Output the entries verbatim, including every line.

## BEGIN RECORDS FOR THE EXERCISE

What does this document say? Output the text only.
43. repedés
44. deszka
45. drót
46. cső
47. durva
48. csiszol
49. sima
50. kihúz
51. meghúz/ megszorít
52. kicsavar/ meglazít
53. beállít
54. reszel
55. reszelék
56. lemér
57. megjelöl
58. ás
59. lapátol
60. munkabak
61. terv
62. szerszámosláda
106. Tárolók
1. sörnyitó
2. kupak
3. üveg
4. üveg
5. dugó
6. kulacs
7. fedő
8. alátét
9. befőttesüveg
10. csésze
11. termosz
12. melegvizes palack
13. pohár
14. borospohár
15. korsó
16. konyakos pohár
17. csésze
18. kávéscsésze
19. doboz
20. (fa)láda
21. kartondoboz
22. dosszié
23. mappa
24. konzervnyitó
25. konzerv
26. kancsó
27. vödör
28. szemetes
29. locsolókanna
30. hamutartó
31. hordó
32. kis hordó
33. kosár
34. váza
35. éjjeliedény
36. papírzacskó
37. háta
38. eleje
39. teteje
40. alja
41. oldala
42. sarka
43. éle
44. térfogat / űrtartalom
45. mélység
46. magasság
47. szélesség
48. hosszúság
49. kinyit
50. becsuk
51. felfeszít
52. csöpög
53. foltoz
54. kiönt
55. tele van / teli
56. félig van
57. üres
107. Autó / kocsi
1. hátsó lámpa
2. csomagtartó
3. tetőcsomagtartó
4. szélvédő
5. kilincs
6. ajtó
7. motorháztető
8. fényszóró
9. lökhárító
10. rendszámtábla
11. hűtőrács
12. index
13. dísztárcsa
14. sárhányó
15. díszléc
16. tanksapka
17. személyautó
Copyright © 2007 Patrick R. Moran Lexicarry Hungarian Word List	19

## END RECORDS FOR THE EXERCISE

ANSWER FOR THIS EXERCISE:
What does this document say? Output the text only.
43. repedés
44. deszka
45. drót
46. cső
47. durva
48. csiszol
49. sima
50. kihúz
51. meghúz/ megszorít
52. kicsavar/ meglazít
53. beállít
54. reszel
55. reszelék
56. lemér
57. megjelöl
58. ás
59. lapátol
60. munkabak
61. terv
62. szerszámosláda
106. Tárolók
1. sörnyitó
2. kupak
3. üveg
4. üveg
5. dugó
6. kulacs
7. fedő
8. alátét
9. befőttesüveg
10. csésze
11. termosz
12. melegvizes palack
13. pohár
14. borospohár
15. korsó
16. konyakos pohár
17. csésze
18. kávéscsésze
19. doboz
20. (fa)láda
21. kartondoboz
22. dosszié
23. mappa
24. konzervnyitó
25. konzerv
26. kancsó
27. vödör
28. szemetes
29. locsolókanna
30. hamutartó
31. hordó
32. kis hordó
33. kosár
34. váza
35. éjjeliedény
36. papírzacskó
37. háta
38. eleje
39. teteje
40. alja
41. oldala
42. sarka
43. éle
44. térfogat / űrtartalom
45. mélység
46. magasság
47. szélesség
48. hosszúság
49. kinyit
50. becsuk
51. felfeszít
52. csöpög
53. foltoz
54. kiönt
55. tele van / teli
56. félig van
57. üres
107. Autó / kocsi
1. hátsó lámpa
2. csomagtartó
3. tetőcsomagtartó
4. szélvédő
5. kilincs
6. ajtó
7. motorháztető
8. fényszóró
9. lökhárító
10. rendszámtábla
11. hűtőrács
12. index
13. dísztárcsa
14. sárhányó
15. díszléc
16. tanksapka
17. személyautó
Copyright © 2007 Patrick R. Moran Lexicarry Hungarian Word List	19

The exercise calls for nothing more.